====== DATA LISTING ======

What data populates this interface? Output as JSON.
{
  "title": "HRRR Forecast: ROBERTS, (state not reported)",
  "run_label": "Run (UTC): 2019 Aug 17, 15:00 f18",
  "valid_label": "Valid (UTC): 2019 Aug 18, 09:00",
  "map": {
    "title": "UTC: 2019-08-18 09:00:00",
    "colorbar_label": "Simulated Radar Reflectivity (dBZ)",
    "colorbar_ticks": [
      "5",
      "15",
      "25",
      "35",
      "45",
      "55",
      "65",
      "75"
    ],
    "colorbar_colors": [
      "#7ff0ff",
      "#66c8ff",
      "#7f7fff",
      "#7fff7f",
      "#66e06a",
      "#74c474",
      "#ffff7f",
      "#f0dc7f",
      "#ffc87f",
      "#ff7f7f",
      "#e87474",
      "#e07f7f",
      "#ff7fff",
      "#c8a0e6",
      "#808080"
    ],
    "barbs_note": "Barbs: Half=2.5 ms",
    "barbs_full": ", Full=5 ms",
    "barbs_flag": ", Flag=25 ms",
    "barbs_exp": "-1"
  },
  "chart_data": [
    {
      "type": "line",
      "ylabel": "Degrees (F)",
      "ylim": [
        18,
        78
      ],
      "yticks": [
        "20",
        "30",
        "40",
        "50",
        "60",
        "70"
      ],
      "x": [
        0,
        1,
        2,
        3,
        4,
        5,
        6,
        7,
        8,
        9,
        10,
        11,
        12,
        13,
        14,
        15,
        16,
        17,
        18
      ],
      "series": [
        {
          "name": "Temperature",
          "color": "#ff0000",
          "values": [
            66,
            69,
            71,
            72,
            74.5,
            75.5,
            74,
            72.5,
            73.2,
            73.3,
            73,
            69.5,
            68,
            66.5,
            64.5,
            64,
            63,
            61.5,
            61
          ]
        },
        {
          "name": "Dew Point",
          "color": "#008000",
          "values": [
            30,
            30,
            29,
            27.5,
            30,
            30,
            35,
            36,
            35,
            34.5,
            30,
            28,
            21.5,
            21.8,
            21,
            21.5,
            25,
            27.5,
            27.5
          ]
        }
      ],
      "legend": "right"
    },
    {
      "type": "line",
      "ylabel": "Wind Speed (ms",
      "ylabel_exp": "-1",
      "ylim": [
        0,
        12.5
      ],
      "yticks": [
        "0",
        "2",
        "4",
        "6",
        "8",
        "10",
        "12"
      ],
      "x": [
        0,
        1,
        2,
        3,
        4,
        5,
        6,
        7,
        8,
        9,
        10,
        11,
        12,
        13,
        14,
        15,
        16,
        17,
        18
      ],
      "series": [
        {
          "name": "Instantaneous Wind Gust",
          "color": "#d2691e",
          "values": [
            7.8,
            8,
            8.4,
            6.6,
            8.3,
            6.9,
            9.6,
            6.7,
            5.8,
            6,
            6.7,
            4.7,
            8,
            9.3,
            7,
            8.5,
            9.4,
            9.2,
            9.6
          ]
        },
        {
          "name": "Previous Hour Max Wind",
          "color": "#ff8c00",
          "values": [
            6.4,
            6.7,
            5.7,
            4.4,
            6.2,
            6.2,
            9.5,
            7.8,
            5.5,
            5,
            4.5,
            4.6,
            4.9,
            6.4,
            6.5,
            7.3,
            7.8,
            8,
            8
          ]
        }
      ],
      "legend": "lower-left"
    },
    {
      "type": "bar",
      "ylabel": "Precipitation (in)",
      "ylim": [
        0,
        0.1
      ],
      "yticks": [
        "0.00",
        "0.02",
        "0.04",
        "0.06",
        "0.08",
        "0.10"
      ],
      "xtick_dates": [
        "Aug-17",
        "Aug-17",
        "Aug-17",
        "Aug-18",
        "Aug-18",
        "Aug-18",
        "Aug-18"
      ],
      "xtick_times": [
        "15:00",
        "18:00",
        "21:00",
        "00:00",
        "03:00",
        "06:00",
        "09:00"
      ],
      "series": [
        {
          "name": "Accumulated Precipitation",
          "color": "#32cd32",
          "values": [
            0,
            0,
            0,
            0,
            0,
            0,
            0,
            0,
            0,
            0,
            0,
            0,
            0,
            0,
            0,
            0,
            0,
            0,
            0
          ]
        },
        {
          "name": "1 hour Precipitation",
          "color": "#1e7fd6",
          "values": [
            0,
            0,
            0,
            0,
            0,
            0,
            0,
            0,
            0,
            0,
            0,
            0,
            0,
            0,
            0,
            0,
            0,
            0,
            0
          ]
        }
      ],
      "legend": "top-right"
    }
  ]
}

======

## PROBLEM REQUIREMENTS:
Please reproduce all of the entries exactly as they stand.

## SOLUTION TO THE PROBLEM:
What data populates this interface? Output as JSON.
{
  "title": "HRRR Forecast: ROBERTS, (state not reported)",
  "run_label": "Run (UTC): 2019 Aug 17, 15:00 f18",
  "valid_label": "Valid (UTC): 2019 Aug 18, 09:00",
  "map": {
    "title": "UTC: 2019-08-18 09:00:00",
    "colorbar_label": "Simulated Radar Reflectivity (dBZ)",
    "colorbar_ticks": [
      "5",
      "15",
      "25",
      "35",
      "45",
      "55",
      "65",
      "75"
    ],
    "colorbar_colors": [
      "#7ff0ff",
      "#66c8ff",
      "#7f7fff",
      "#7fff7f",
      "#66e06a",
      "#74c474",
      "#ffff7f",
      "#f0dc7f",
      "#ffc87f",
      "#ff7f7f",
      "#e87474",
      "#e07f7f",
      "#ff7fff",
      "#c8a0e6",
      "#808080"
    ],
    "barbs_note": "Barbs: Half=2.5 ms",
    "barbs_full": ", Full=5 ms",
    "barbs_flag": ", Flag=25 ms",
    "barbs_exp": "-1"
  },
  "chart_data": [
    {
      "type": "line",
      "ylabel": "Degrees (F)",
      "ylim": [
        18,
        78
      ],
      "yticks": [
        "20",
        "30",
        "40",
        "50",
        "60",
        "70"
      ],
      "x": [
        0,
        1,
        2,
        3,
        4,
        5,
        6,
        7,
        8,
        9,
        10,
        11,
        12,
        13,
        14,
        15,
        16,
        17,
        18
      ],
      "series": [
        {
          "name": "Temperature",
          "color": "#ff0000",
          "values": [
            66,
            69,
            71,
            72,
            74.5,
            75.5,
            74,
            72.5,
            73.2,
            73.3,
            73,
            69.5,
            68,
            66.5,
            64.5,
            64,
            63,
            61.5,
            61
          ]
        },
        {
          "name": "Dew Point",
          "color": "#008000",
          "values": [
            30,
            30,
            29,
            27.5,
            30,
            30,
            35,
            36,
            35,
            34.5,
            30,
            28,
            21.5,
            21.8,
            21,
            21.5,
            25,
            27.5,
            27.5
          ]
        }
      ],
      "legend": "right"
    },
    {
      "type": "line",
      "ylabel": "Wind Speed (ms",
      "ylabel_exp": "-1",
      "ylim": [
        0,
        12.5
      ],
      "yticks": [
        "0",
        "2",
        "4",
        "6",
        "8",
        "10",
        "12"
      ],
      "x": [
        0,
        1,
        2,
        3,
        4,
        5,
        6,
        7,
        8,
        9,
        10,
        11,
        12,
        13,
        14,
        15,
        16,
        17,
        18
      ],
      "series": [
        {
          "name": "Instantaneous Wind Gust",
          "color": "#d2691e",
          "values": [
            7.8,
            8,
            8.4,
            6.6,
            8.3,
            6.9,
            9.6,
            6.7,
            5.8,
            6,
            6.7,
            4.7,
            8,
            9.3,
            7,
            8.5,
            9.4,
            9.2,
            9.6
          ]
        },
        {
          "name": "Previous Hour Max Wind",
          "color": "#ff8c00",
          "values": [
            6.4,
            6.7,
            5.7,
            4.4,
            6.2,
            6.2,
            9.5,
            7.8,
            5.5,
            5,
            4.5,
            4.6,
            4.9,
            6.4,
            6.5,
            7.3,
            7.8,
            8,
            8
          ]
        }
      ],
      "legend": "lower-left"
    },
    {
      "type": "bar",
      "ylabel": "Precipitation (in)",
      "ylim": [
        0,
        0.1
      ],
      "yticks": [
        "0.00",
        "0.02",
        "0.04",
        "0.06",
        "0.08",
        "0.10"
      ],
      "xtick_dates": [
        "Aug-17",
        "Aug-17",
        "Aug-17",
        "Aug-18",
        "Aug-18",
        "Aug-18",
        "Aug-18"
      ],
      "xtick_times": [
        "15:00",
        "18:00",
        "21:00",
        "00:00",
        "03:00",
        "06:00",
        "09:00"
      ],
      "series": [
        {
          "name": "Accumulated Precipitation",
          "color": "#32cd32",
          "values": [
            0,
            0,
            0,
            0,
            0,
            0,
            0,
            0,
            0,
            0,
            0,
            0,
            0,
            0,
            0,
            0,
            0,
            0,
            0
          ]
        },
        {
          "name": "1 hour Precipitation",
          "color": "#1e7fd6",
          "values": [
            0,
            0,
            0,
            0,
            0,
            0,
            0,
            0,
            0,
            0,
            0,
            0,
            0,
            0,
            0,
            0,
            0,
            0,
            0
          ]
        }
      ],
      "legend": "top-right"
    }
  ]
}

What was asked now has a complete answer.